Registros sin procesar
++++++++++

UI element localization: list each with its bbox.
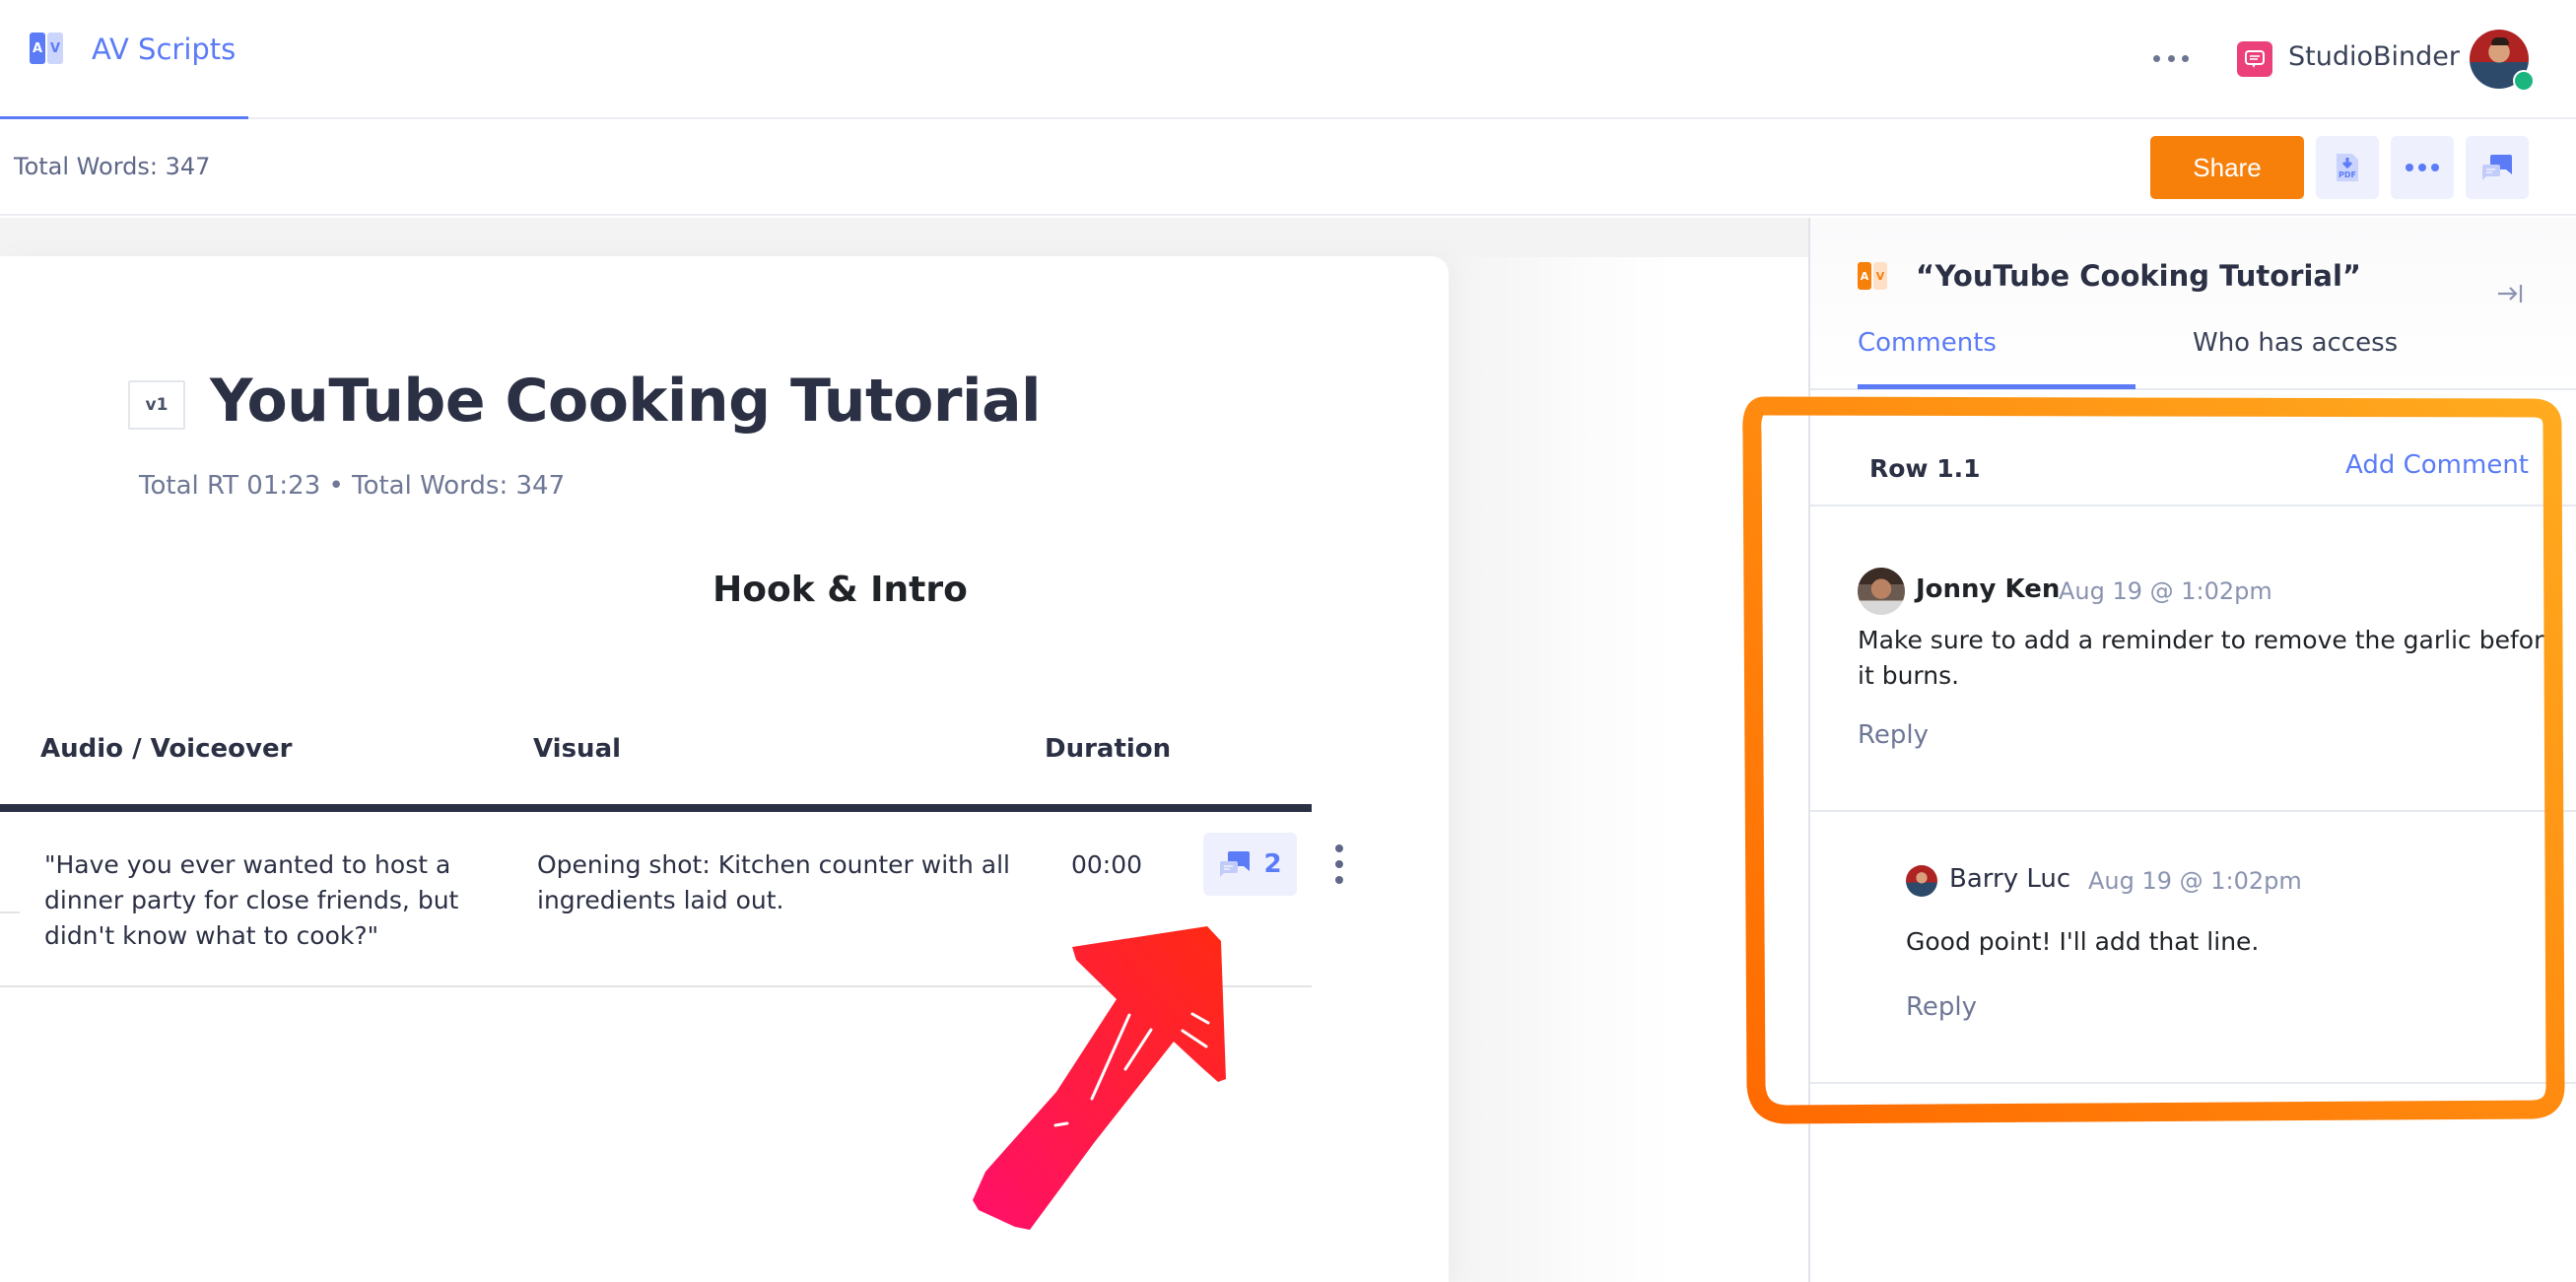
divider (1810, 1082, 2576, 1084)
panel-header: A V “YouTube Cooking Tutorial” Comments … (1810, 218, 2576, 390)
collapse-panel-icon[interactable] (2495, 279, 2525, 308)
tab-av-scripts[interactable]: A V AV Scripts (0, 0, 248, 120)
dot-icon (2153, 54, 2160, 62)
comment-body: Good point! I'll add that line. (1906, 927, 2260, 956)
comment-timestamp: Aug 19 @ 1:02pm (2088, 867, 2302, 895)
audio-cell[interactable]: "Have you ever wanted to host a dinner p… (44, 847, 478, 954)
pdf-download-icon: PDF (2337, 154, 2358, 181)
comment-timestamp: Aug 19 @ 1:02pm (2059, 577, 2272, 605)
reply-link[interactable]: Reply (1858, 720, 1929, 750)
av-scripts-logo-icon: A V (30, 33, 63, 64)
comments-icon (2482, 155, 2512, 180)
comment-body: Make sure to add a reminder to remove th… (1858, 626, 2559, 690)
document-meta: Total RT 01:23 • Total Words: 347 (139, 471, 566, 501)
dot-icon (1335, 860, 1343, 868)
column-header-visual: Visual (533, 734, 622, 764)
export-pdf-button[interactable]: PDF (2316, 136, 2379, 199)
row-more-button[interactable] (1332, 844, 1346, 884)
row-comments-button[interactable]: 2 (1203, 833, 1297, 896)
comments-icon (1220, 851, 1251, 877)
script-document: v1 YouTube Cooking Tutorial Total RT 01:… (0, 256, 1449, 1282)
dot-icon (2182, 54, 2189, 62)
comment-author: Barry Luc (1949, 864, 2071, 894)
dot-icon (2167, 54, 2175, 62)
toolbar: Total Words: 347 Share PDF (0, 119, 2576, 216)
tab-av-scripts-label: AV Scripts (92, 33, 237, 66)
comment-count: 2 (1263, 849, 1282, 879)
dot-icon (1335, 876, 1343, 884)
visual-cell[interactable]: Opening shot: Kitchen counter with all i… (537, 847, 1010, 918)
row-divider (0, 985, 1312, 987)
duration-cell[interactable]: 00:00 (1071, 847, 1142, 883)
svg-text:PDF: PDF (2339, 170, 2356, 179)
share-button[interactable]: Share (2150, 136, 2304, 199)
comment-author: Jonny Ken (1916, 574, 2061, 604)
section-title[interactable]: Hook & Intro (0, 570, 1680, 610)
panel-title: “YouTube Cooking Tutorial” (1916, 259, 2361, 293)
total-words-count: Total Words: 347 (14, 153, 211, 180)
column-header-audio: Audio / Voiceover (40, 734, 293, 764)
nav-more-button[interactable] (2153, 43, 2189, 73)
divider (1810, 810, 2576, 812)
row-handle-line (0, 911, 20, 913)
reply-link[interactable]: Reply (1906, 992, 1977, 1022)
avatar (1858, 568, 1905, 615)
tab-comments[interactable]: Comments (1858, 328, 1997, 358)
column-header-duration: Duration (1045, 734, 1172, 764)
avatar (1906, 865, 1937, 897)
av-scripts-logo-icon: A V (1858, 262, 1887, 290)
comments-panel: A V “YouTube Cooking Tutorial” Comments … (1808, 218, 2576, 1282)
add-comment-link[interactable]: Add Comment (2345, 450, 2529, 480)
tab-who-has-access[interactable]: Who has access (2193, 328, 2398, 358)
toggle-comments-button[interactable] (2466, 136, 2529, 199)
more-horizontal-icon (2406, 164, 2439, 171)
top-nav: A V AV Scripts StudioBinder (0, 0, 2576, 120)
workspace-chat-icon[interactable] (2237, 41, 2272, 77)
online-status-indicator (2513, 70, 2535, 92)
workspace-name[interactable]: StudioBinder (2288, 41, 2460, 72)
document-title[interactable]: YouTube Cooking Tutorial (210, 367, 1042, 436)
header-divider (0, 804, 1312, 812)
thread-row-label: Row 1.1 (1869, 454, 1981, 483)
dot-icon (1335, 844, 1343, 852)
divider (1810, 505, 2576, 506)
toolbar-more-button[interactable] (2391, 136, 2454, 199)
active-tab-indicator (1858, 384, 2135, 389)
version-badge[interactable]: v1 (128, 380, 185, 430)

++++++++++

→ **Objetivo planteado**: ¿Cuántas líneas del material contienen la cadena "Share"? Responde solo con el número.

→ **Resultado del ejercicio**: 2